Work instructions
Output the records. Match them exactly.

______________________________

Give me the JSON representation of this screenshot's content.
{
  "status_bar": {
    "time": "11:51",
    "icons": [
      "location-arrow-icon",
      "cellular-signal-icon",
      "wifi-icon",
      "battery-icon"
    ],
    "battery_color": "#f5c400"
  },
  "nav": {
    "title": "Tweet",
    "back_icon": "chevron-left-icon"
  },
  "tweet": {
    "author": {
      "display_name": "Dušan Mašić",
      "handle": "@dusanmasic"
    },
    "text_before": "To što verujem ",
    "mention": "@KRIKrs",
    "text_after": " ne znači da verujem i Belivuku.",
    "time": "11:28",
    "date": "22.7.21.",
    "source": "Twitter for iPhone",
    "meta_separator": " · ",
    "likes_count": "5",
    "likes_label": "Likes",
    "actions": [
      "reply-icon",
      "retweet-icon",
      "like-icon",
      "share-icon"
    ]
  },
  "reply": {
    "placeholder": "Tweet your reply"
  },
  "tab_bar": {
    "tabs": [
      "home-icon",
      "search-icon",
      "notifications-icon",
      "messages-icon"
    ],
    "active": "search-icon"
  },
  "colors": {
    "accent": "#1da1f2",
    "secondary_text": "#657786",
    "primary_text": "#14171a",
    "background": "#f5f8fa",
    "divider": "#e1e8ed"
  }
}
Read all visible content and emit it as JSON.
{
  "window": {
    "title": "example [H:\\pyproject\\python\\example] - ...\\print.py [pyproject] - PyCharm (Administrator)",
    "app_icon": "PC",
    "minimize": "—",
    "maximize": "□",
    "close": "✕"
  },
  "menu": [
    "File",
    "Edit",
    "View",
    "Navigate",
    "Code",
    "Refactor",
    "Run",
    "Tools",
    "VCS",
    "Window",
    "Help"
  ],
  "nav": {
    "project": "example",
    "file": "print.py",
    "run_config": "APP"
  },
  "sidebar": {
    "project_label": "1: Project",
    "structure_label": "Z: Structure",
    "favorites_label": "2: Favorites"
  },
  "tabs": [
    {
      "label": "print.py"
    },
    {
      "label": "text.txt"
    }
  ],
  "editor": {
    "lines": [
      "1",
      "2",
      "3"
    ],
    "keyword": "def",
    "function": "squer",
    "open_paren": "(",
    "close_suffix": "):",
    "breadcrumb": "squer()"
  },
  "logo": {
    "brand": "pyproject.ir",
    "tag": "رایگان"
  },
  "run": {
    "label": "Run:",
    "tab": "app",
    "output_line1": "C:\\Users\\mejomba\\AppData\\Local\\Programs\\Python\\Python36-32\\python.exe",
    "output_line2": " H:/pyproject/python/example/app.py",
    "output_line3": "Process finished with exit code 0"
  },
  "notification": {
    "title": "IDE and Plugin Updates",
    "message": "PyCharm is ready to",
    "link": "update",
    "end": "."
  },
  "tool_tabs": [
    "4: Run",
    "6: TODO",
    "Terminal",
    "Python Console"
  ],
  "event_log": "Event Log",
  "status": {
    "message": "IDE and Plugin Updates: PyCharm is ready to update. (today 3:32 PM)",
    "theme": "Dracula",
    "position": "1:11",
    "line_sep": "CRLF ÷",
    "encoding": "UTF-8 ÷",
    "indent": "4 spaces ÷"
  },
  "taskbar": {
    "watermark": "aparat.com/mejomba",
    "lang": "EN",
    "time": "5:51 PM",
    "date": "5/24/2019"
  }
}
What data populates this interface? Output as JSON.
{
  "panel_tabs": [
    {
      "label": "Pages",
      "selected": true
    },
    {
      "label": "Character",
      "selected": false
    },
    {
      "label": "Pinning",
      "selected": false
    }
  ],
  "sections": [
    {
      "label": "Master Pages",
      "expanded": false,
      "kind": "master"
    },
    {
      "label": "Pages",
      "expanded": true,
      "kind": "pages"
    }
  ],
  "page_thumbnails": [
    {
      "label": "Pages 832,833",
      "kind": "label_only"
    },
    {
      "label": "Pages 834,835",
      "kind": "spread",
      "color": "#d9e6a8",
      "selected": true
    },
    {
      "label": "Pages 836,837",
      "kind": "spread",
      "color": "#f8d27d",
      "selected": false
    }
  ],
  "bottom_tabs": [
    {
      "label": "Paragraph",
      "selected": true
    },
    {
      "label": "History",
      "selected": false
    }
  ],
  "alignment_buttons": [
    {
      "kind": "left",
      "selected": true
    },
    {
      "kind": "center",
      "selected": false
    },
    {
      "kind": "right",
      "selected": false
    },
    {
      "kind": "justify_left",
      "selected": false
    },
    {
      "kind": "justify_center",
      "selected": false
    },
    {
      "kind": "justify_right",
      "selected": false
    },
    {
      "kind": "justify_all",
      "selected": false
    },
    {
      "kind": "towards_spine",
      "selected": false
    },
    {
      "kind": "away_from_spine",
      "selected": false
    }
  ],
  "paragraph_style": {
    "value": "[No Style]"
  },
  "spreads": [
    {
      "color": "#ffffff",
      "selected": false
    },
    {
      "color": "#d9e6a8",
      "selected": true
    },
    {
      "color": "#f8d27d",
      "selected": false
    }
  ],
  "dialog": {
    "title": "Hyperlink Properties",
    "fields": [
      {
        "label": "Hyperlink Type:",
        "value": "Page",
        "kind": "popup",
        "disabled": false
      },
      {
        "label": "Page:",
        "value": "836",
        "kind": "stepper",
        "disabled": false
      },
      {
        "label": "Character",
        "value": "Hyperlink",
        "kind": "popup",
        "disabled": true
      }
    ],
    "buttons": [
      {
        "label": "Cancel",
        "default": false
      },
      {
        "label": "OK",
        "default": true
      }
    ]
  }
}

______________________________

Output of the task
Give me the JSON representation of this screenshot's content.
{
  "status_bar": {
    "time": "11:51",
    "icons": [
      "location-arrow-icon",
      "cellular-signal-icon",
      "wifi-icon",
      "battery-icon"
    ],
    "battery_color": "#f5c400"
  },
  "nav": {
    "title": "Tweet",
    "back_icon": "chevron-left-icon"
  },
  "tweet": {
    "author": {
      "display_name": "Dušan Mašić",
      "handle": "@dusanmasic"
    },
    "text_before": "To što verujem ",
    "mention": "@KRIKrs",
    "text_after": " ne znači da verujem i Belivuku.",
    "time": "11:28",
    "date": "22.7.21.",
    "source": "Twitter for iPhone",
    "meta_separator": " · ",
    "likes_count": "5",
    "likes_label": "Likes",
    "actions": [
      "reply-icon",
      "retweet-icon",
      "like-icon",
      "share-icon"
    ]
  },
  "reply": {
    "placeholder": "Tweet your reply"
  },
  "tab_bar": {
    "tabs": [
      "home-icon",
      "search-icon",
      "notifications-icon",
      "messages-icon"
    ],
    "active": "search-icon"
  },
  "colors": {
    "accent": "#1da1f2",
    "secondary_text": "#657786",
    "primary_text": "#14171a",
    "background": "#f5f8fa",
    "divider": "#e1e8ed"
  }
}
Read all visible content and emit it as JSON.
{
  "window": {
    "title": "example [H:\\pyproject\\python\\example] - ...\\print.py [pyproject] - PyCharm (Administrator)",
    "app_icon": "PC",
    "minimize": "—",
    "maximize": "□",
    "close": "✕"
  },
  "menu": [
    "File",
    "Edit",
    "View",
    "Navigate",
    "Code",
    "Refactor",
    "Run",
    "Tools",
    "VCS",
    "Window",
    "Help"
  ],
  "nav": {
    "project": "example",
    "file": "print.py",
    "run_config": "APP"
  },
  "sidebar": {
    "project_label": "1: Project",
    "structure_label": "Z: Structure",
    "favorites_label": "2: Favorites"
  },
  "tabs": [
    {
      "label": "print.py"
    },
    {
      "label": "text.txt"
    }
  ],
  "editor": {
    "lines": [
      "1",
      "2",
      "3"
    ],
    "keyword": "def",
    "function": "squer",
    "open_paren": "(",
    "close_suffix": "):",
    "breadcrumb": "squer()"
  },
  "logo": {
    "brand": "pyproject.ir",
    "tag": "رایگان"
  },
  "run": {
    "label": "Run:",
    "tab": "app",
    "output_line1": "C:\\Users\\mejomba\\AppData\\Local\\Programs\\Python\\Python36-32\\python.exe",
    "output_line2": " H:/pyproject/python/example/app.py",
    "output_line3": "Process finished with exit code 0"
  },
  "notification": {
    "title": "IDE and Plugin Updates",
    "message": "PyCharm is ready to",
    "link": "update",
    "end": "."
  },
  "tool_tabs": [
    "4: Run",
    "6: TODO",
    "Terminal",
    "Python Console"
  ],
  "event_log": "Event Log",
  "status": {
    "message": "IDE and Plugin Updates: PyCharm is ready to update. (today 3:32 PM)",
    "theme": "Dracula",
    "position": "1:11",
    "line_sep": "CRLF ÷",
    "encoding": "UTF-8 ÷",
    "indent": "4 spaces ÷"
  },
  "taskbar": {
    "watermark": "aparat.com/mejomba",
    "lang": "EN",
    "time": "5:51 PM",
    "date": "5/24/2019"
  }
}
What data populates this interface? Output as JSON.
{
  "panel_tabs": [
    {
      "label": "Pages",
      "selected": true
    },
    {
      "label": "Character",
      "selected": false
    },
    {
      "label": "Pinning",
      "selected": false
    }
  ],
  "sections": [
    {
      "label": "Master Pages",
      "expanded": false,
      "kind": "master"
    },
    {
      "label": "Pages",
      "expanded": true,
      "kind": "pages"
    }
  ],
  "page_thumbnails": [
    {
      "label": "Pages 832,833",
      "kind": "label_only"
    },
    {
      "label": "Pages 834,835",
      "kind": "spread",
      "color": "#d9e6a8",
      "selected": true
    },
    {
      "label": "Pages 836,837",
      "kind": "spread",
      "color": "#f8d27d",
      "selected": false
    }
  ],
  "bottom_tabs": [
    {
      "label": "Paragraph",
      "selected": true
    },
    {
      "label": "History",
      "selected": false
    }
  ],
  "alignment_buttons": [
    {
      "kind": "left",
      "selected": true
    },
    {
      "kind": "center",
      "selected": false
    },
    {
      "kind": "right",
      "selected": false
    },
    {
      "kind": "justify_left",
      "selected": false
    },
    {
      "kind": "justify_center",
      "selected": false
    },
    {
      "kind": "justify_right",
      "selected": false
    },
    {
      "kind": "justify_all",
      "selected": false
    },
    {
      "kind": "towards_spine",
      "selected": false
    },
    {
      "kind": "away_from_spine",
      "selected": false
    }
  ],
  "paragraph_style": {
    "value": "[No Style]"
  },
  "spreads": [
    {
      "color": "#ffffff",
      "selected": false
    },
    {
      "color": "#d9e6a8",
      "selected": true
    },
    {
      "color": "#f8d27d",
      "selected": false
    }
  ],
  "dialog": {
    "title": "Hyperlink Properties",
    "fields": [
      {
        "label": "Hyperlink Type:",
        "value": "Page",
        "kind": "popup",
        "disabled": false
      },
      {
        "label": "Page:",
        "value": "836",
        "kind": "stepper",
        "disabled": false
      },
      {
        "label": "Character",
        "value": "Hyperlink",
        "kind": "popup",
        "disabled": true
      }
    ],
    "buttons": [
      {
        "label": "Cancel",
        "default": false
      },
      {
        "label": "OK",
        "default": true
      }
    ]
  }
}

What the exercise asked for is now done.